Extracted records
========================

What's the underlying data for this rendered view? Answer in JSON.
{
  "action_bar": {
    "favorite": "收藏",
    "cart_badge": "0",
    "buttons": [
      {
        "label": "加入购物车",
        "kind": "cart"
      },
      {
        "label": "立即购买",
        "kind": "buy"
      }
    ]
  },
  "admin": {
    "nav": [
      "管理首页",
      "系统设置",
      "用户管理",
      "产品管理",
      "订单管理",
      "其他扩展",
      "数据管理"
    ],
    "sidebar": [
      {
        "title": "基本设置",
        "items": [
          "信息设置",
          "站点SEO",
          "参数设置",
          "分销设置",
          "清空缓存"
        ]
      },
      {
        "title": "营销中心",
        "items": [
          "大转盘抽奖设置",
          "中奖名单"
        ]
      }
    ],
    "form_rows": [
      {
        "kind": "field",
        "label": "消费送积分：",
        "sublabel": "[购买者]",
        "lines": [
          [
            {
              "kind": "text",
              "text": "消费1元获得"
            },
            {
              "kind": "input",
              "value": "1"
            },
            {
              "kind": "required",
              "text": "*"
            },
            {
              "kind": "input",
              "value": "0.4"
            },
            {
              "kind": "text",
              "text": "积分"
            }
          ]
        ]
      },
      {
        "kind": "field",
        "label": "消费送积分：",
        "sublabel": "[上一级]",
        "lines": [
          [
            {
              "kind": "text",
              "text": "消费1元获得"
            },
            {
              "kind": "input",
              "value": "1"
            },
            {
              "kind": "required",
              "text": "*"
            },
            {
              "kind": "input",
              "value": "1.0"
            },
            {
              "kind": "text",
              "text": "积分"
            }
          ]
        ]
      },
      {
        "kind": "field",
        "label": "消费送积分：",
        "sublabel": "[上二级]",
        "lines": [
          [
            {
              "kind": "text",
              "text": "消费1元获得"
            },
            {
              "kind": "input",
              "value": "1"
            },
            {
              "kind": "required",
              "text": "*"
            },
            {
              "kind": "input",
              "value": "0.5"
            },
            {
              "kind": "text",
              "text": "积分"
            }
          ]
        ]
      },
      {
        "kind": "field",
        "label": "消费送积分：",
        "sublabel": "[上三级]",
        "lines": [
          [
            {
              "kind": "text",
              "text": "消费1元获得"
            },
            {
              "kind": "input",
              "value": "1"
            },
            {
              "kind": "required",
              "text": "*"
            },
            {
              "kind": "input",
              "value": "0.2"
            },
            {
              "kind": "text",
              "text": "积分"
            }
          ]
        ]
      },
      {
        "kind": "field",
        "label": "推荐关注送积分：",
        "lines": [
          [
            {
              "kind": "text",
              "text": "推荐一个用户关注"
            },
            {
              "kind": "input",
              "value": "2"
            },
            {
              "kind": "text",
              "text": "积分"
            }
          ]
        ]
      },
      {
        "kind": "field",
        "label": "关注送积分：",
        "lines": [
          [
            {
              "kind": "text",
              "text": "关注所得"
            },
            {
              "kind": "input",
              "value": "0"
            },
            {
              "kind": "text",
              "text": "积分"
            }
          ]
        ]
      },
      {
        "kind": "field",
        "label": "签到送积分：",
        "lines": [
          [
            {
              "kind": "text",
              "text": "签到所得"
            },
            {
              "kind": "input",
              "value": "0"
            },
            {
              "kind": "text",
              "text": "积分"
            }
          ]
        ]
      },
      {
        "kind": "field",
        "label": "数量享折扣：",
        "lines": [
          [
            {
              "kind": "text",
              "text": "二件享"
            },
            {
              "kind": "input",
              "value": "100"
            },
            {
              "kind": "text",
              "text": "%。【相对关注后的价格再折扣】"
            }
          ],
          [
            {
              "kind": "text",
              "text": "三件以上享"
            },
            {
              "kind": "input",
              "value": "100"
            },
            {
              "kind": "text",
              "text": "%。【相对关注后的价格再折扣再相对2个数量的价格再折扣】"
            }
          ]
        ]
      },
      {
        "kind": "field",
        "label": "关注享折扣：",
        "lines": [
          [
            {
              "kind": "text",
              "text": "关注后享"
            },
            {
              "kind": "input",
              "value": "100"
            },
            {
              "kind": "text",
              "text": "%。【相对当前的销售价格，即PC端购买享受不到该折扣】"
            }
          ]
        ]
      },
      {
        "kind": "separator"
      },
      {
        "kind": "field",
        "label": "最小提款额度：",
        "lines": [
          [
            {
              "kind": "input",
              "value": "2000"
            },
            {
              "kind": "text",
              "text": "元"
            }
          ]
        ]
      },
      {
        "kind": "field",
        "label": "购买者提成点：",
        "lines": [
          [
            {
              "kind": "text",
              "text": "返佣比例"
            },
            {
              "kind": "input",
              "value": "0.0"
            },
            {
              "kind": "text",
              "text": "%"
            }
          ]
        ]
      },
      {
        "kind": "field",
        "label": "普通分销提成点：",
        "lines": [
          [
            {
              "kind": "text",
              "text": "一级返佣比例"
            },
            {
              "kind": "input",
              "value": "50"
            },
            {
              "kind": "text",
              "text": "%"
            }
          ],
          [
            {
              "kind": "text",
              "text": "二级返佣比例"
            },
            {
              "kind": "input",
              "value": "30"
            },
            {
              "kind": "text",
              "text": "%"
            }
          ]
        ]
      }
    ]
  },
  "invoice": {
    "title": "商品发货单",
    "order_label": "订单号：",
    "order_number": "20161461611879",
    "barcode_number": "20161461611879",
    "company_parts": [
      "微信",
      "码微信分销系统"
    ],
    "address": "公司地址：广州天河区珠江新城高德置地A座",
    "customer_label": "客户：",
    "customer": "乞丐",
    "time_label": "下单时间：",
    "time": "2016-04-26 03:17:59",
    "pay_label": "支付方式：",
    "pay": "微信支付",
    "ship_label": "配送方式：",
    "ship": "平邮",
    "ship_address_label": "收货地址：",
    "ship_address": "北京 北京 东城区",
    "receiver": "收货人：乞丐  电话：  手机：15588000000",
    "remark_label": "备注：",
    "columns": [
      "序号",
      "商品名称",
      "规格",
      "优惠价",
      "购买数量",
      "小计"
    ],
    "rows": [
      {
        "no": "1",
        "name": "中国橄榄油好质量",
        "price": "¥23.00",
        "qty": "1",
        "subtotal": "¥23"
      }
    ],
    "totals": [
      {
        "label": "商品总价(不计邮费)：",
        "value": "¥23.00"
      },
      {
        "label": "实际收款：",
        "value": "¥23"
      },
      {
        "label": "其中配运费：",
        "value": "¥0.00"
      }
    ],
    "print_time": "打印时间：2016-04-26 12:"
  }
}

========================

Problem statement
Give the records above again, word for word.

Answer to the exercise
What's the underlying data for this rendered view? Answer in JSON.
{
  "action_bar": {
    "favorite": "收藏",
    "cart_badge": "0",
    "buttons": [
      {
        "label": "加入购物车",
        "kind": "cart"
      },
      {
        "label": "立即购买",
        "kind": "buy"
      }
    ]
  },
  "admin": {
    "nav": [
      "管理首页",
      "系统设置",
      "用户管理",
      "产品管理",
      "订单管理",
      "其他扩展",
      "数据管理"
    ],
    "sidebar": [
      {
        "title": "基本设置",
        "items": [
          "信息设置",
          "站点SEO",
          "参数设置",
          "分销设置",
          "清空缓存"
        ]
      },
      {
        "title": "营销中心",
        "items": [
          "大转盘抽奖设置",
          "中奖名单"
        ]
      }
    ],
    "form_rows": [
      {
        "kind": "field",
        "label": "消费送积分：",
        "sublabel": "[购买者]",
        "lines": [
          [
            {
              "kind": "text",
              "text": "消费1元获得"
            },
            {
              "kind": "input",
              "value": "1"
            },
            {
              "kind": "required",
              "text": "*"
            },
            {
              "kind": "input",
              "value": "0.4"
            },
            {
              "kind": "text",
              "text": "积分"
            }
          ]
        ]
      },
      {
        "kind": "field",
        "label": "消费送积分：",
        "sublabel": "[上一级]",
        "lines": [
          [
            {
              "kind": "text",
              "text": "消费1元获得"
            },
            {
              "kind": "input",
              "value": "1"
            },
            {
              "kind": "required",
              "text": "*"
            },
            {
              "kind": "input",
              "value": "1.0"
            },
            {
              "kind": "text",
              "text": "积分"
            }
          ]
        ]
      },
      {
        "kind": "field",
        "label": "消费送积分：",
        "sublabel": "[上二级]",
        "lines": [
          [
            {
              "kind": "text",
              "text": "消费1元获得"
            },
            {
              "kind": "input",
              "value": "1"
            },
            {
              "kind": "required",
              "text": "*"
            },
            {
              "kind": "input",
              "value": "0.5"
            },
            {
              "kind": "text",
              "text": "积分"
            }
          ]
        ]
      },
      {
        "kind": "field",
        "label": "消费送积分：",
        "sublabel": "[上三级]",
        "lines": [
          [
            {
              "kind": "text",
              "text": "消费1元获得"
            },
            {
              "kind": "input",
              "value": "1"
            },
            {
              "kind": "required",
              "text": "*"
            },
            {
              "kind": "input",
              "value": "0.2"
            },
            {
              "kind": "text",
              "text": "积分"
            }
          ]
        ]
      },
      {
        "kind": "field",
        "label": "推荐关注送积分：",
        "lines": [
          [
            {
              "kind": "text",
              "text": "推荐一个用户关注"
            },
            {
              "kind": "input",
              "value": "2"
            },
            {
              "kind": "text",
              "text": "积分"
            }
          ]
        ]
      },
      {
        "kind": "field",
        "label": "关注送积分：",
        "lines": [
          [
            {
              "kind": "text",
              "text": "关注所得"
            },
            {
              "kind": "input",
              "value": "0"
            },
            {
              "kind": "text",
              "text": "积分"
            }
          ]
        ]
      },
      {
        "kind": "field",
        "label": "签到送积分：",
        "lines": [
          [
            {
              "kind": "text",
              "text": "签到所得"
            },
            {
              "kind": "input",
              "value": "0"
            },
            {
              "kind": "text",
              "text": "积分"
            }
          ]
        ]
      },
      {
        "kind": "field",
        "label": "数量享折扣：",
        "lines": [
          [
            {
              "kind": "text",
              "text": "二件享"
            },
            {
              "kind": "input",
              "value": "100"
            },
            {
              "kind": "text",
              "text": "%。【相对关注后的价格再折扣】"
            }
          ],
          [
            {
              "kind": "text",
              "text": "三件以上享"
            },
            {
              "kind": "input",
              "value": "100"
            },
            {
              "kind": "text",
              "text": "%。【相对关注后的价格再折扣再相对2个数量的价格再折扣】"
            }
          ]
        ]
      },
      {
        "kind": "field",
        "label": "关注享折扣：",
        "lines": [
          [
            {
              "kind": "text",
              "text": "关注后享"
            },
            {
              "kind": "input",
              "value": "100"
            },
            {
              "kind": "text",
              "text": "%。【相对当前的销售价格，即PC端购买享受不到该折扣】"
            }
          ]
        ]
      },
      {
        "kind": "separator"
      },
      {
        "kind": "field",
        "label": "最小提款额度：",
        "lines": [
          [
            {
              "kind": "input",
              "value": "2000"
            },
            {
              "kind": "text",
              "text": "元"
            }
          ]
        ]
      },
      {
        "kind": "field",
        "label": "购买者提成点：",
        "lines": [
          [
            {
              "kind": "text",
              "text": "返佣比例"
            },
            {
              "kind": "input",
              "value": "0.0"
            },
            {
              "kind": "text",
              "text": "%"
            }
          ]
        ]
      },
      {
        "kind": "field",
        "label": "普通分销提成点：",
        "lines": [
          [
            {
              "kind": "text",
              "text": "一级返佣比例"
            },
            {
              "kind": "input",
              "value": "50"
            },
            {
              "kind": "text",
              "text": "%"
            }
          ],
          [
            {
              "kind": "text",
              "text": "二级返佣比例"
            },
            {
              "kind": "input",
              "value": "30"
            },
            {
              "kind": "text",
              "text": "%"
            }
          ]
        ]
      }
    ]
  },
  "invoice": {
    "title": "商品发货单",
    "order_label": "订单号：",
    "order_number": "20161461611879",
    "barcode_number": "20161461611879",
    "company_parts": [
      "微信",
      "码微信分销系统"
    ],
    "address": "公司地址：广州天河区珠江新城高德置地A座",
    "customer_label": "客户：",
    "customer": "乞丐",
    "time_label": "下单时间：",
    "time": "2016-04-26 03:17:59",
    "pay_label": "支付方式：",
    "pay": "微信支付",
    "ship_label": "配送方式：",
    "ship": "平邮",
    "ship_address_label": "收货地址：",
    "ship_address": "北京 北京 东城区",
    "receiver": "收货人：乞丐  电话：  手机：15588000000",
    "remark_label": "备注：",
    "columns": [
      "序号",
      "商品名称",
      "规格",
      "优惠价",
      "购买数量",
      "小计"
    ],
    "rows": [
      {
        "no": "1",
        "name": "中国橄榄油好质量",
        "price": "¥23.00",
        "qty": "1",
        "subtotal": "¥23"
      }
    ],
    "totals": [
      {
        "label": "商品总价(不计邮费)：",
        "value": "¥23.00"
      },
      {
        "label": "实际收款：",
        "value": "¥23"
      },
      {
        "label": "其中配运费：",
        "value": "¥0.00"
      }
    ],
    "print_time": "打印时间：2016-04-26 12:"
  }
}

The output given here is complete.